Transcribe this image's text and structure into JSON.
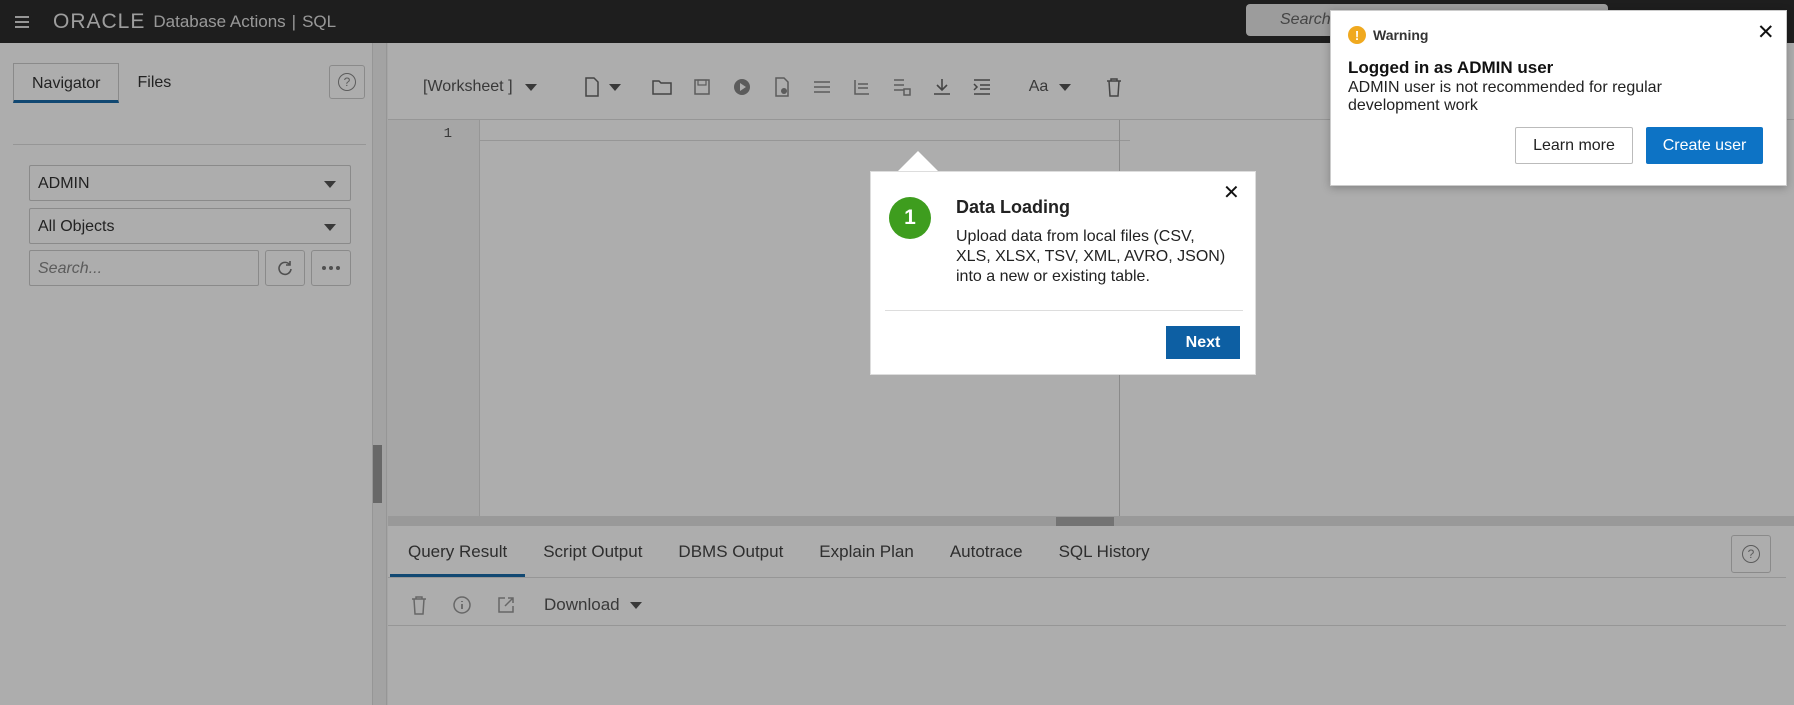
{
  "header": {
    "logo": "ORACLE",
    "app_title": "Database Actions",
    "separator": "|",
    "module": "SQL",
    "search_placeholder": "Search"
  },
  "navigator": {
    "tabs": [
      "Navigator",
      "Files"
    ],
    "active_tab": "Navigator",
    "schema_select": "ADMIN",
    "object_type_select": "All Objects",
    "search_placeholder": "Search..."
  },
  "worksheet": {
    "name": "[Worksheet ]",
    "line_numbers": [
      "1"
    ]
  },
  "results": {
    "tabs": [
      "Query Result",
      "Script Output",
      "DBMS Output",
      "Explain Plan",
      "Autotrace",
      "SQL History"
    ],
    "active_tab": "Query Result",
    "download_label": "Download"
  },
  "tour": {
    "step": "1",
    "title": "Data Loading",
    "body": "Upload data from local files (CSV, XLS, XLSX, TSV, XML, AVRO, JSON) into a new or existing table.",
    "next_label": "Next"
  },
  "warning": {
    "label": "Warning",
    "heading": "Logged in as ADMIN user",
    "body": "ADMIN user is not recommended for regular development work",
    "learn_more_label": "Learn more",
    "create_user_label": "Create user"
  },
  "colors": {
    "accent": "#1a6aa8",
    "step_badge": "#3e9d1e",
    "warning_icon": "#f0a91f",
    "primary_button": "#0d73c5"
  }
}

...

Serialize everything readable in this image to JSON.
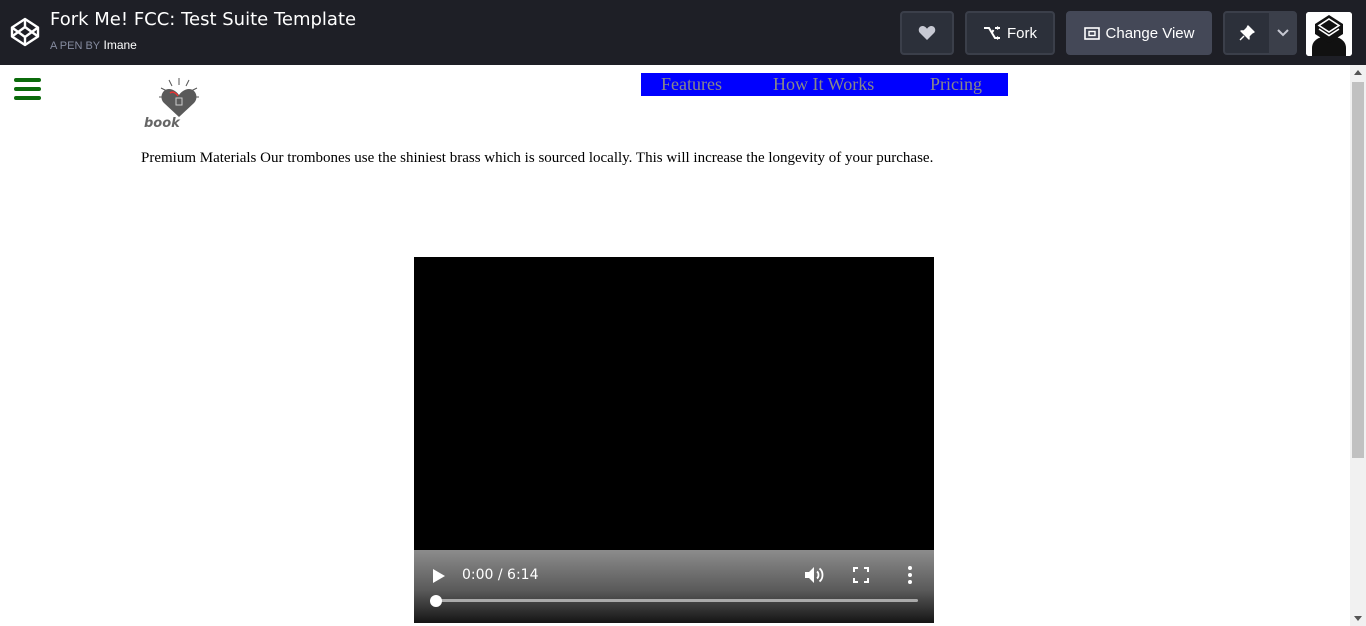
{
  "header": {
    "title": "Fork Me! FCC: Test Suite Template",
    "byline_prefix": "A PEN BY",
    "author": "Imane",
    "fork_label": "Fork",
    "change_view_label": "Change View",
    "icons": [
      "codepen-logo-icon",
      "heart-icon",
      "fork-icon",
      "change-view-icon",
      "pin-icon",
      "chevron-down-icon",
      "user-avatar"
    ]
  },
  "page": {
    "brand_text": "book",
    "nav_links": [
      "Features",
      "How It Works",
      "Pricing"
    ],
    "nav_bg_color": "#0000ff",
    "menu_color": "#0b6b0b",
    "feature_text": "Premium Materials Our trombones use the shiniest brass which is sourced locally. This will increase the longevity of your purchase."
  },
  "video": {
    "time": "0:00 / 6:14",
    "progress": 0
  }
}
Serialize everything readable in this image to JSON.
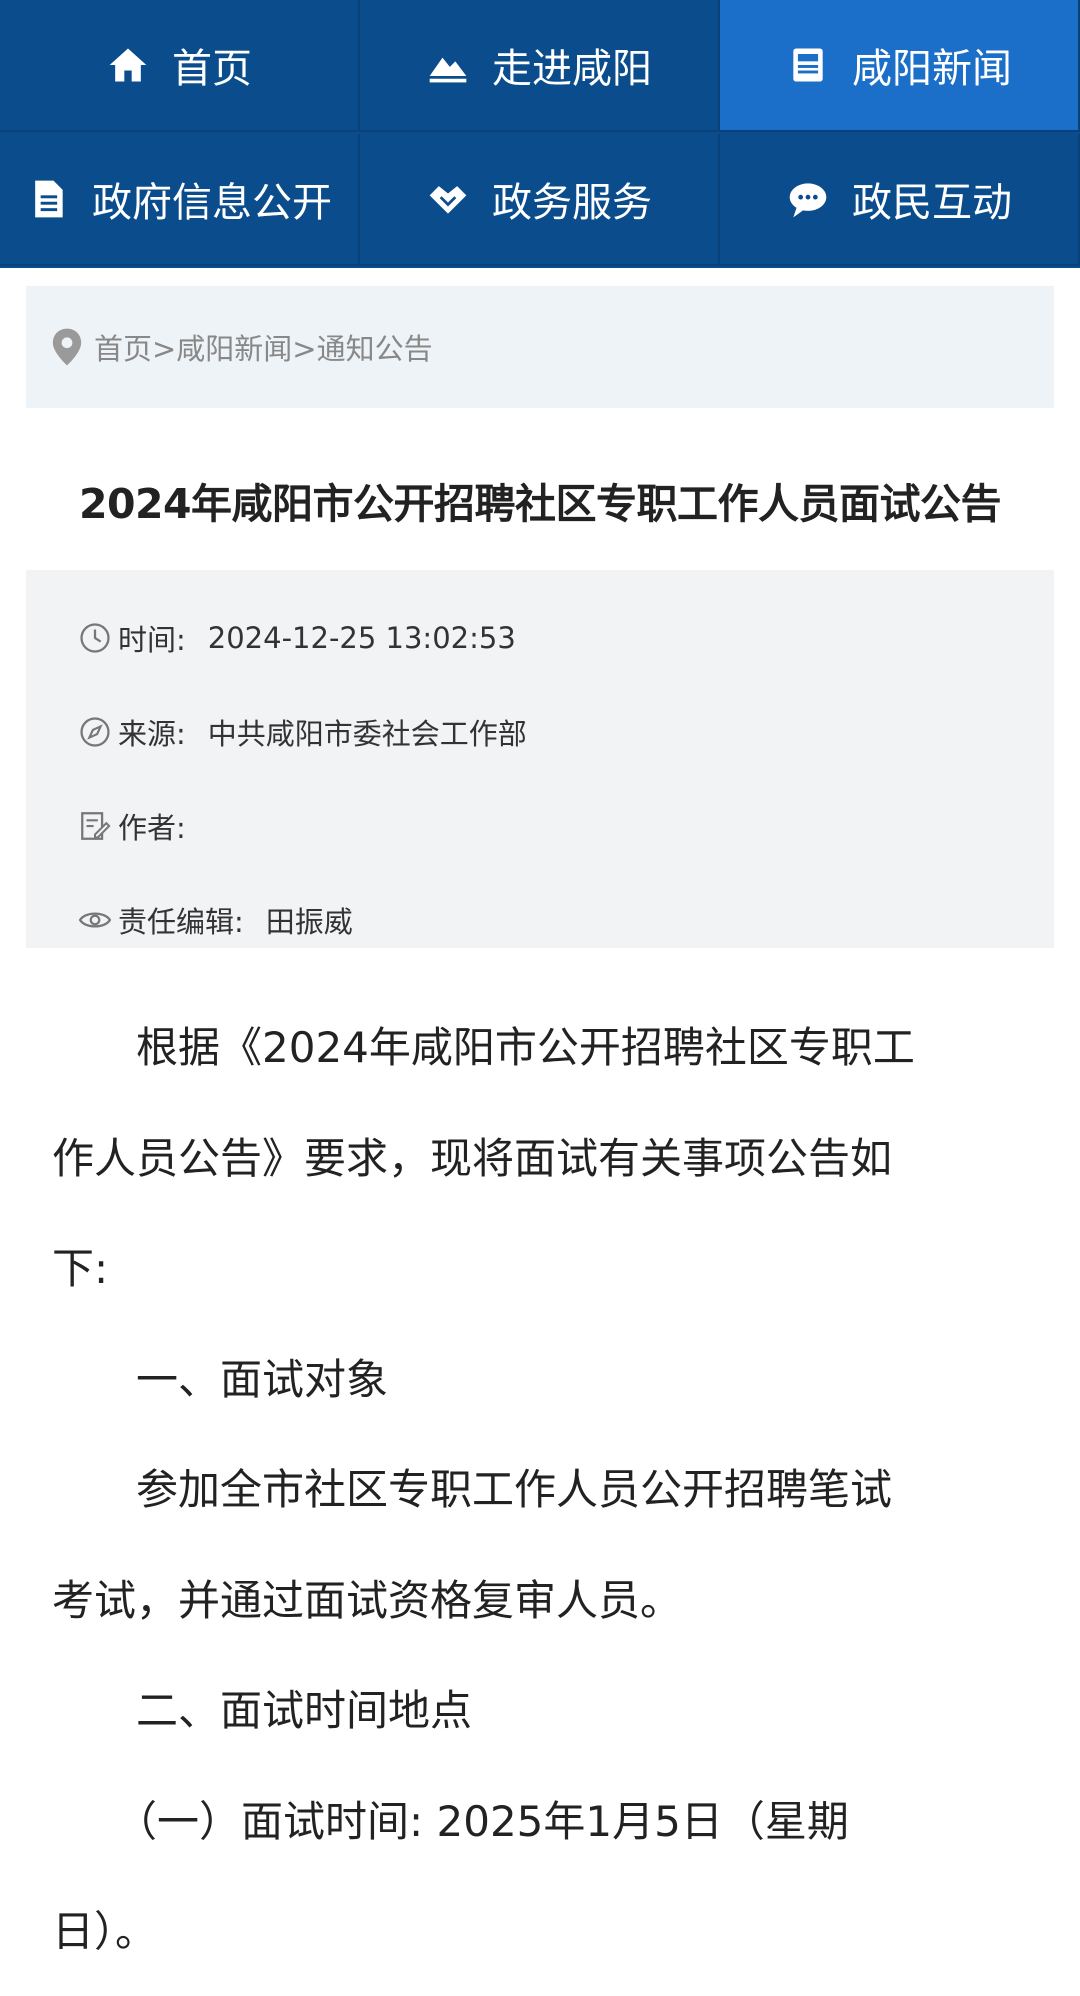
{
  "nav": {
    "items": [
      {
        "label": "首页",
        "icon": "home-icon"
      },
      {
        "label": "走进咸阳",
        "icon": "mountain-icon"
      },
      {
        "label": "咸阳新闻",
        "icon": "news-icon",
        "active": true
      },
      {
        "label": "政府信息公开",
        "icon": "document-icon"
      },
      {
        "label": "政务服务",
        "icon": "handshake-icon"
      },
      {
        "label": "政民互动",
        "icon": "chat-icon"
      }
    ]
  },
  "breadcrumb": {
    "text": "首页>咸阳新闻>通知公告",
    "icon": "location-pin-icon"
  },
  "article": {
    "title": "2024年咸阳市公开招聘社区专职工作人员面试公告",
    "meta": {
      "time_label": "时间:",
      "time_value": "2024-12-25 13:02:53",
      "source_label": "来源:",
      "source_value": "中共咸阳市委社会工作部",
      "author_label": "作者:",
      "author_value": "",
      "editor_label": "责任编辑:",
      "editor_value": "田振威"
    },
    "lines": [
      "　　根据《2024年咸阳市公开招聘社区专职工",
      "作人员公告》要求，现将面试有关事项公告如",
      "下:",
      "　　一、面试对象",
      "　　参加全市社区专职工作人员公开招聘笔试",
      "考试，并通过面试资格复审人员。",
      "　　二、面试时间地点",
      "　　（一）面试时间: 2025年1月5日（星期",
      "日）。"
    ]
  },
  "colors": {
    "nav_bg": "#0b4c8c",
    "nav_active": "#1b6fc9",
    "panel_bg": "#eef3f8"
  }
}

■ **Task statement**
Give only the number of lines above that hold the string "JSON".

■ **Solution**
4